▸ **WHAT YOU NEED TO DO**: Leave out the pictures and copy everything else below exactly.

▸ **SUPPLIED DATA**:
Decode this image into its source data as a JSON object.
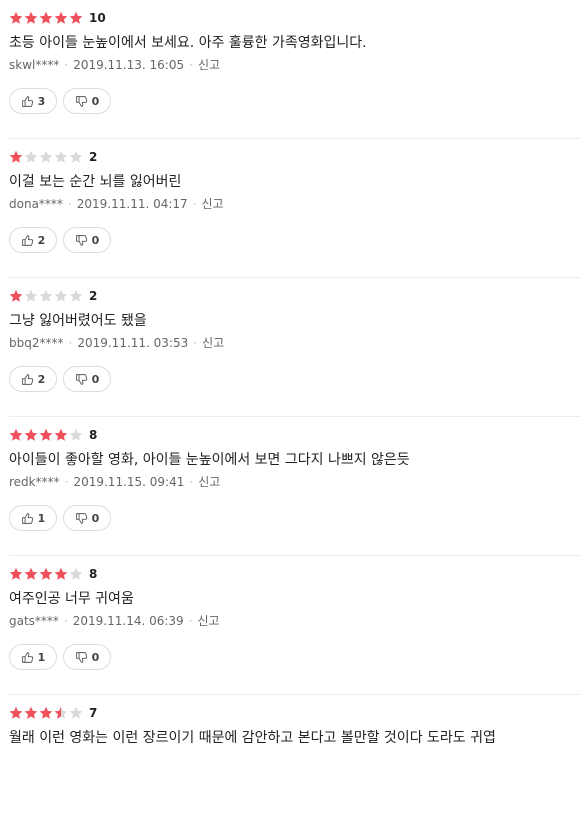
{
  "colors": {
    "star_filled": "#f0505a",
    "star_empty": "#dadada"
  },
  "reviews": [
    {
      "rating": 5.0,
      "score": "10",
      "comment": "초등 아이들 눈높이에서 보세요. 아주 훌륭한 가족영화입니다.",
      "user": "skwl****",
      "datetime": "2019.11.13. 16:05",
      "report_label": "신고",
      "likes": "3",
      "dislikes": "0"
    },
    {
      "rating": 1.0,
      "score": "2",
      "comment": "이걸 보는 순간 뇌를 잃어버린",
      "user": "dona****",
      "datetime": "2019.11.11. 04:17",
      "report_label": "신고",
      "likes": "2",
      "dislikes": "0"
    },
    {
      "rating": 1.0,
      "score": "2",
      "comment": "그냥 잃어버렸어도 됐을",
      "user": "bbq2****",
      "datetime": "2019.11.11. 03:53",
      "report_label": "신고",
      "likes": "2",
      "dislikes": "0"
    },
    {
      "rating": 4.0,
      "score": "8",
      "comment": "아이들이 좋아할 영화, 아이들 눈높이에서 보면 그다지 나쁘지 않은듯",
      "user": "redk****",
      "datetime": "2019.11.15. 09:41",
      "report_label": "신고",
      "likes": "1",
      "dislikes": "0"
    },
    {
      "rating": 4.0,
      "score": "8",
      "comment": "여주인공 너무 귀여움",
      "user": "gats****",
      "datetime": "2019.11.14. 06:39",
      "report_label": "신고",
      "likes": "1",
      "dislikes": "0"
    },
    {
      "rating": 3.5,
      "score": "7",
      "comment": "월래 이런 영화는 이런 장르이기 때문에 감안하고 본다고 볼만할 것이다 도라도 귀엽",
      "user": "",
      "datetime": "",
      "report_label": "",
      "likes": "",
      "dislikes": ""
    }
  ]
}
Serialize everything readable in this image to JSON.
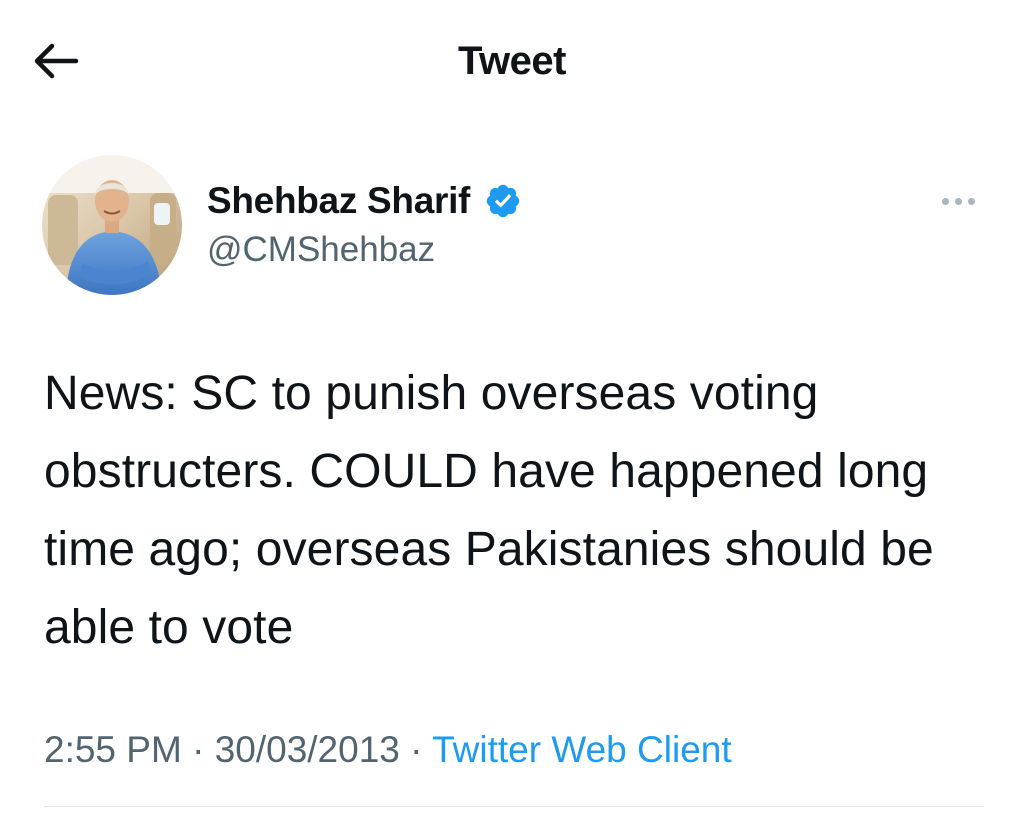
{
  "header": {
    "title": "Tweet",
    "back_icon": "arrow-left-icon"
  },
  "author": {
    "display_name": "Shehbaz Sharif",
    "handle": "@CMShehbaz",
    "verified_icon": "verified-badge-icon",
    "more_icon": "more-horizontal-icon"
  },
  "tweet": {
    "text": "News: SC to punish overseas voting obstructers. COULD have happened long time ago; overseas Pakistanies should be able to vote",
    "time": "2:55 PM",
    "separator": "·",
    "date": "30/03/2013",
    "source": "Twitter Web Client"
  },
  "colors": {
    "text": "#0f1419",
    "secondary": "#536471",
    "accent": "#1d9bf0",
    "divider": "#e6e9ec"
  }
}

▸ **RIGHT ANSWER**:
Decode this image into its source data as a JSON object.
{
  "colors": {
    "star_filled": "#f0505a",
    "star_empty": "#dadada"
  },
  "reviews": [
    {
      "rating": 5.0,
      "score": "10",
      "comment": "초등 아이들 눈높이에서 보세요. 아주 훌륭한 가족영화입니다.",
      "user": "skwl****",
      "datetime": "2019.11.13. 16:05",
      "report_label": "신고",
      "likes": "3",
      "dislikes": "0"
    },
    {
      "rating": 1.0,
      "score": "2",
      "comment": "이걸 보는 순간 뇌를 잃어버린",
      "user": "dona****",
      "datetime": "2019.11.11. 04:17",
      "report_label": "신고",
      "likes": "2",
      "dislikes": "0"
    },
    {
      "rating": 1.0,
      "score": "2",
      "comment": "그냥 잃어버렸어도 됐을",
      "user": "bbq2****",
      "datetime": "2019.11.11. 03:53",
      "report_label": "신고",
      "likes": "2",
      "dislikes": "0"
    },
    {
      "rating": 4.0,
      "score": "8",
      "comment": "아이들이 좋아할 영화, 아이들 눈높이에서 보면 그다지 나쁘지 않은듯",
      "user": "redk****",
      "datetime": "2019.11.15. 09:41",
      "report_label": "신고",
      "likes": "1",
      "dislikes": "0"
    },
    {
      "rating": 4.0,
      "score": "8",
      "comment": "여주인공 너무 귀여움",
      "user": "gats****",
      "datetime": "2019.11.14. 06:39",
      "report_label": "신고",
      "likes": "1",
      "dislikes": "0"
    },
    {
      "rating": 3.5,
      "score": "7",
      "comment": "월래 이런 영화는 이런 장르이기 때문에 감안하고 본다고 볼만할 것이다 도라도 귀엽",
      "user": "",
      "datetime": "",
      "report_label": "",
      "likes": "",
      "dislikes": ""
    }
  ]
}
Serialize everything readable in this image to JSON.
{
  "header": {
    "title": "Tweet",
    "back_icon": "arrow-left-icon"
  },
  "author": {
    "display_name": "Shehbaz Sharif",
    "handle": "@CMShehbaz",
    "verified_icon": "verified-badge-icon",
    "more_icon": "more-horizontal-icon"
  },
  "tweet": {
    "text": "News: SC to punish overseas voting obstructers. COULD have happened long time ago; overseas Pakistanies should be able to vote",
    "time": "2:55 PM",
    "separator": "·",
    "date": "30/03/2013",
    "source": "Twitter Web Client"
  },
  "colors": {
    "text": "#0f1419",
    "secondary": "#536471",
    "accent": "#1d9bf0",
    "divider": "#e6e9ec"
  }
}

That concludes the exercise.